* [Material to process]:
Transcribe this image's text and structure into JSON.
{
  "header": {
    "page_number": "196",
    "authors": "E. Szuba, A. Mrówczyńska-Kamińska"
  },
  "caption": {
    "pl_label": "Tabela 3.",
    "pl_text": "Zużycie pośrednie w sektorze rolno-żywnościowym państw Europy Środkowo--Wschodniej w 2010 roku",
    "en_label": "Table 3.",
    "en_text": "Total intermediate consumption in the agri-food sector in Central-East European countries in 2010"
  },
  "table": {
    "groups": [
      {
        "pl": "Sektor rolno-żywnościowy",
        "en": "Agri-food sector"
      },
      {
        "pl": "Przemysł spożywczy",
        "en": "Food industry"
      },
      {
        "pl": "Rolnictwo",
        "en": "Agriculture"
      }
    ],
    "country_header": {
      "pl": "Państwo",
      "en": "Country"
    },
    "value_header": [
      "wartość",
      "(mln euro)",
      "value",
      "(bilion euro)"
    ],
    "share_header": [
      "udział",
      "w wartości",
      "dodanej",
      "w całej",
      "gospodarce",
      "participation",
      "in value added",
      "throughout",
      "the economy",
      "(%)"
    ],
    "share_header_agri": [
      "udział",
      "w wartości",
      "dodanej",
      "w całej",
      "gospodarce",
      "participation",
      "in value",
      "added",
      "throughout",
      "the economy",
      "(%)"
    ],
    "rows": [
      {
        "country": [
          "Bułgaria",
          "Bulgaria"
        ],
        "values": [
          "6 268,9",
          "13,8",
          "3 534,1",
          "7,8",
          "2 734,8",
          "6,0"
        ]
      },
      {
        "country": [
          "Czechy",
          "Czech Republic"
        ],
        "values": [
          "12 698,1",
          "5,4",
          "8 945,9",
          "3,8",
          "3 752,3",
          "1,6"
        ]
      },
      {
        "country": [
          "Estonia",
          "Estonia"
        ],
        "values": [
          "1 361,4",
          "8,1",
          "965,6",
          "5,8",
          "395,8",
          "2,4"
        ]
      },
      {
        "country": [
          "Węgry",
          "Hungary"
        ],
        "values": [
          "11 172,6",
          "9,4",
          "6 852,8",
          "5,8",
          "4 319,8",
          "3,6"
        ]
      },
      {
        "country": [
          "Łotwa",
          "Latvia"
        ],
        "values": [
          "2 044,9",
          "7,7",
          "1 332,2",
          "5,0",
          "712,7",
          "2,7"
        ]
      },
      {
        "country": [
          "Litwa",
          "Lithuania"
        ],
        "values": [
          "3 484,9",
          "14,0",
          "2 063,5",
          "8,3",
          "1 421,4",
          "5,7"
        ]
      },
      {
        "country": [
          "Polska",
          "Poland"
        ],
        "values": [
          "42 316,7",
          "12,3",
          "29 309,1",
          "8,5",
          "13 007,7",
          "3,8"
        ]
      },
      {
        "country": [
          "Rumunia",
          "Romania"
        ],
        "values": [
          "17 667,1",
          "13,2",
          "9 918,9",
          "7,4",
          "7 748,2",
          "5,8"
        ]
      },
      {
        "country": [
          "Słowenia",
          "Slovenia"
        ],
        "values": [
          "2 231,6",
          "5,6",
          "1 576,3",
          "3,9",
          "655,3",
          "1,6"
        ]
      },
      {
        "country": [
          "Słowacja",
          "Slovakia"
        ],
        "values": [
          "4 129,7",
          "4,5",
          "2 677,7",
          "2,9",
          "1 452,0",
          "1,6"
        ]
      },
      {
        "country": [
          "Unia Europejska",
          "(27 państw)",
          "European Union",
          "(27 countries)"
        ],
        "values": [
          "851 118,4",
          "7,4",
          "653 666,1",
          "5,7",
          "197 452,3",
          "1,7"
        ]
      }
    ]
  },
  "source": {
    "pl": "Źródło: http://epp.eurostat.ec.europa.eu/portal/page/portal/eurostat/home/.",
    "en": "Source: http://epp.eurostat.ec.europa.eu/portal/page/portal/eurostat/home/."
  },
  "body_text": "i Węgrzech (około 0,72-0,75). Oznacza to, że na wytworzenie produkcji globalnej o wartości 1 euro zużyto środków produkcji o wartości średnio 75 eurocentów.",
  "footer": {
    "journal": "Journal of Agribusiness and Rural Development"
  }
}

* [To be done]:
Where a line of the material above holds the string "eurostat", copy that line.

* [Exercise result]:
    "pl": "Źródło: http://epp.eurostat.ec.europa.eu/portal/page/portal/eurostat/home/.",
    "en": "Source: http://epp.eurostat.ec.europa.eu/portal/page/portal/eurostat/home/."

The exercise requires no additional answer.